=== What you will do ===
What follows is a listing. Return every line of it exactly.

** Start **

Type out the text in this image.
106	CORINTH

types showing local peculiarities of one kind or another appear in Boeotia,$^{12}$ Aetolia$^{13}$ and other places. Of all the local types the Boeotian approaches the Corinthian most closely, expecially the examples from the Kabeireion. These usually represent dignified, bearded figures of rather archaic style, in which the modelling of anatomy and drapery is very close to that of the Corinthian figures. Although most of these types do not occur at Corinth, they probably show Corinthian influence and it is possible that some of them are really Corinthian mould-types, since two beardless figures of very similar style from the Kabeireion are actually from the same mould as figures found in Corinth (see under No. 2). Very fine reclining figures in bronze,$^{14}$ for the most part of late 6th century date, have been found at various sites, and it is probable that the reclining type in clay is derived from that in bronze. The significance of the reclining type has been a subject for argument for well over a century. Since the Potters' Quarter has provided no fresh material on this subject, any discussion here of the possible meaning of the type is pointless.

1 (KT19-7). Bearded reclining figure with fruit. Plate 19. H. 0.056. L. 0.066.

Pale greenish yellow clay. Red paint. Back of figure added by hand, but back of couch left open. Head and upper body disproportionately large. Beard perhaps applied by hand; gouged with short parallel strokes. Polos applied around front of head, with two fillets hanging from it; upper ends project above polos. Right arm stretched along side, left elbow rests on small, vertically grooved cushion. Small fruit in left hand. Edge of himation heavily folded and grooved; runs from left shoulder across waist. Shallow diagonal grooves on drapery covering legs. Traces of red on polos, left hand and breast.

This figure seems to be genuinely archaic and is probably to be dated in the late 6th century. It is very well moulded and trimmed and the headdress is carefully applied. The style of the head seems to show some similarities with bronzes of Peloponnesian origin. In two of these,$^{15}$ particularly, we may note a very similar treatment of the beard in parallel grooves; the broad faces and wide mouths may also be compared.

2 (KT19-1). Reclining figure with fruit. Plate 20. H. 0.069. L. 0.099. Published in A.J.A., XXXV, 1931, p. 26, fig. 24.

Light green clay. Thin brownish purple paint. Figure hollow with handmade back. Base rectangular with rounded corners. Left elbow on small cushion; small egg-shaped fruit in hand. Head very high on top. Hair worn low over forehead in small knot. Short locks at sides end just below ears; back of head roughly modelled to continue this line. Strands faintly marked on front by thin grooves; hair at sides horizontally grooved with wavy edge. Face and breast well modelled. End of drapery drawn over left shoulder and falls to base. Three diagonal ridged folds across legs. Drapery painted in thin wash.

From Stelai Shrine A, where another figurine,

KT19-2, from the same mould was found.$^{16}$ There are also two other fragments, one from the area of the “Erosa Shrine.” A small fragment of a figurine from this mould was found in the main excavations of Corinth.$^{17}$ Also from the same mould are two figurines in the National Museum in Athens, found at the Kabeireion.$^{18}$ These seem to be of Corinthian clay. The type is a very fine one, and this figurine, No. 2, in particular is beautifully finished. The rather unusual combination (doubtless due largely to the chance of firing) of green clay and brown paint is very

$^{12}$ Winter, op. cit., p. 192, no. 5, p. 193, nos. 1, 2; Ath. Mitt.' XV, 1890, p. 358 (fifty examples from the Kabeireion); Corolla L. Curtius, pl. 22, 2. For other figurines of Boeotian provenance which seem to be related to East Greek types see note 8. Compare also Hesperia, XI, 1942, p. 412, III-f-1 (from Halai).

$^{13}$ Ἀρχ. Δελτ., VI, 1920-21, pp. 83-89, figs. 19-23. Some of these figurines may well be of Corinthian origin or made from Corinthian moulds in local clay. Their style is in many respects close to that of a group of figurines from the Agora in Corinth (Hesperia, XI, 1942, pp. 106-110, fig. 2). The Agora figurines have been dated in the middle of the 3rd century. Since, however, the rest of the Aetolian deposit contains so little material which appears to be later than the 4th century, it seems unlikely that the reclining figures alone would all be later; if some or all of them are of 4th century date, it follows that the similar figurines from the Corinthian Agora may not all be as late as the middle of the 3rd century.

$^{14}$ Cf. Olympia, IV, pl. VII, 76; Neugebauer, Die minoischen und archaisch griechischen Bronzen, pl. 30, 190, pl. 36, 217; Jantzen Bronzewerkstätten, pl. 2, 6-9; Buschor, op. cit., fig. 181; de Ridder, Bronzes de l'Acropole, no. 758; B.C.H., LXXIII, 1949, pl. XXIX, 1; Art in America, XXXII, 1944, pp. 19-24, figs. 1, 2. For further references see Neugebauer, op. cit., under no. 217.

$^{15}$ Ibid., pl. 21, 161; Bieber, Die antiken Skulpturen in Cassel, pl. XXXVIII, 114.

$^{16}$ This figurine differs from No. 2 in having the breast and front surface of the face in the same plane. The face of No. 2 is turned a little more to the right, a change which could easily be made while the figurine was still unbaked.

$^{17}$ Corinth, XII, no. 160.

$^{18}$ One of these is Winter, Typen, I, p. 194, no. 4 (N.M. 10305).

** End **

=== The answer ===
Type out the text in this image.
106	CORINTH

types showing local peculiarities of one kind or another appear in Boeotia,$^{12}$ Aetolia$^{13}$ and other places. Of all the local types the Boeotian approaches the Corinthian most closely, expecially the examples from the Kabeireion. These usually represent dignified, bearded figures of rather archaic style, in which the modelling of anatomy and drapery is very close to that of the Corinthian figures. Although most of these types do not occur at Corinth, they probably show Corinthian influence and it is possible that some of them are really Corinthian mould-types, since two beardless figures of very similar style from the Kabeireion are actually from the same mould as figures found in Corinth (see under No. 2). Very fine reclining figures in bronze,$^{14}$ for the most part of late 6th century date, have been found at various sites, and it is probable that the reclining type in clay is derived from that in bronze. The significance of the reclining type has been a subject for argument for well over a century. Since the Potters' Quarter has provided no fresh material on this subject, any discussion here of the possible meaning of the type is pointless.

1 (KT19-7). Bearded reclining figure with fruit. Plate 19. H. 0.056. L. 0.066.

Pale greenish yellow clay. Red paint. Back of figure added by hand, but back of couch left open. Head and upper body disproportionately large. Beard perhaps applied by hand; gouged with short parallel strokes. Polos applied around front of head, with two fillets hanging from it; upper ends project above polos. Right arm stretched along side, left elbow rests on small, vertically grooved cushion. Small fruit in left hand. Edge of himation heavily folded and grooved; runs from left shoulder across waist. Shallow diagonal grooves on drapery covering legs. Traces of red on polos, left hand and breast.

This figure seems to be genuinely archaic and is probably to be dated in the late 6th century. It is very well moulded and trimmed and the headdress is carefully applied. The style of the head seems to show some similarities with bronzes of Peloponnesian origin. In two of these,$^{15}$ particularly, we may note a very similar treatment of the beard in parallel grooves; the broad faces and wide mouths may also be compared.

2 (KT19-1). Reclining figure with fruit. Plate 20. H. 0.069. L. 0.099. Published in A.J.A., XXXV, 1931, p. 26, fig. 24.

Light green clay. Thin brownish purple paint. Figure hollow with handmade back. Base rectangular with rounded corners. Left elbow on small cushion; small egg-shaped fruit in hand. Head very high on top. Hair worn low over forehead in small knot. Short locks at sides end just below ears; back of head roughly modelled to continue this line. Strands faintly marked on front by thin grooves; hair at sides horizontally grooved with wavy edge. Face and breast well modelled. End of drapery drawn over left shoulder and falls to base. Three diagonal ridged folds across legs. Drapery painted in thin wash.

From Stelai Shrine A, where another figurine,

KT19-2, from the same mould was found.$^{16}$ There are also two other fragments, one from the area of the “Erosa Shrine.” A small fragment of a figurine from this mould was found in the main excavations of Corinth.$^{17}$ Also from the same mould are two figurines in the National Museum in Athens, found at the Kabeireion.$^{18}$ These seem to be of Corinthian clay. The type is a very fine one, and this figurine, No. 2, in particular is beautifully finished. The rather unusual combination (doubtless due largely to the chance of firing) of green clay and brown paint is very

$^{12}$ Winter, op. cit., p. 192, no. 5, p. 193, nos. 1, 2; Ath. Mitt.' XV, 1890, p. 358 (fifty examples from the Kabeireion); Corolla L. Curtius, pl. 22, 2. For other figurines of Boeotian provenance which seem to be related to East Greek types see note 8. Compare also Hesperia, XI, 1942, p. 412, III-f-1 (from Halai).

$^{13}$ Ἀρχ. Δελτ., VI, 1920-21, pp. 83-89, figs. 19-23. Some of these figurines may well be of Corinthian origin or made from Corinthian moulds in local clay. Their style is in many respects close to that of a group of figurines from the Agora in Corinth (Hesperia, XI, 1942, pp. 106-110, fig. 2). The Agora figurines have been dated in the middle of the 3rd century. Since, however, the rest of the Aetolian deposit contains so little material which appears to be later than the 4th century, it seems unlikely that the reclining figures alone would all be later; if some or all of them are of 4th century date, it follows that the similar figurines from the Corinthian Agora may not all be as late as the middle of the 3rd century.

$^{14}$ Cf. Olympia, IV, pl. VII, 76; Neugebauer, Die minoischen und archaisch griechischen Bronzen, pl. 30, 190, pl. 36, 217; Jantzen Bronzewerkstätten, pl. 2, 6-9; Buschor, op. cit., fig. 181; de Ridder, Bronzes de l'Acropole, no. 758; B.C.H., LXXIII, 1949, pl. XXIX, 1; Art in America, XXXII, 1944, pp. 19-24, figs. 1, 2. For further references see Neugebauer, op. cit., under no. 217.

$^{15}$ Ibid., pl. 21, 161; Bieber, Die antiken Skulpturen in Cassel, pl. XXXVIII, 114.

$^{16}$ This figurine differs from No. 2 in having the breast and front surface of the face in the same plane. The face of No. 2 is turned a little more to the right, a change which could easily be made while the figurine was still unbaked.

$^{17}$ Corinth, XII, no. 160.

$^{18}$ One of these is Winter, Typen, I, p. 194, no. 4 (N.M. 10305).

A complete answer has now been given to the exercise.